Data records
** START **
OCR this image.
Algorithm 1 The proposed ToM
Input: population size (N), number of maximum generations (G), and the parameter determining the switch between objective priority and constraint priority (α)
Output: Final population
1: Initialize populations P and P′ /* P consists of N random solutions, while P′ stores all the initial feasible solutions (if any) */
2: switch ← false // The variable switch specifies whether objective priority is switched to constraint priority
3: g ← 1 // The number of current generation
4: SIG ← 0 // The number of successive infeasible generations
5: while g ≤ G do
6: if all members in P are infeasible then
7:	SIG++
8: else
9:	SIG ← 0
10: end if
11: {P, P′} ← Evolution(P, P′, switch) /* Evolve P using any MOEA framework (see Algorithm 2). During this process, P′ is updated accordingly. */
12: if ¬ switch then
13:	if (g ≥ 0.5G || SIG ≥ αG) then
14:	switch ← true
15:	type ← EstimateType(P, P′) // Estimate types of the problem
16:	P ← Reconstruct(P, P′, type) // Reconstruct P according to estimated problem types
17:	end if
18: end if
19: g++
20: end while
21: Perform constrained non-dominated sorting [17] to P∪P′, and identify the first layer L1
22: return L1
** END **
Required task -
Reproduce the data in full, exactly as presented.

Response -
OCR this image.
Algorithm 1 The proposed ToM
Input: population size (N), number of maximum generations (G), and the parameter determining the switch between objective priority and constraint priority (α)
Output: Final population
1: Initialize populations P and P′ /* P consists of N random solutions, while P′ stores all the initial feasible solutions (if any) */
2: switch ← false // The variable switch specifies whether objective priority is switched to constraint priority
3: g ← 1 // The number of current generation
4: SIG ← 0 // The number of successive infeasible generations
5: while g ≤ G do
6: if all members in P are infeasible then
7:	SIG++
8: else
9:	SIG ← 0
10: end if
11: {P, P′} ← Evolution(P, P′, switch) /* Evolve P using any MOEA framework (see Algorithm 2). During this process, P′ is updated accordingly. */
12: if ¬ switch then
13:	if (g ≥ 0.5G || SIG ≥ αG) then
14:	switch ← true
15:	type ← EstimateType(P, P′) // Estimate types of the problem
16:	P ← Reconstruct(P, P′, type) // Reconstruct P according to estimated problem types
17:	end if
18: end if
19: g++
20: end while
21: Perform constrained non-dominated sorting [17] to P∪P′, and identify the first layer L1
22: return L1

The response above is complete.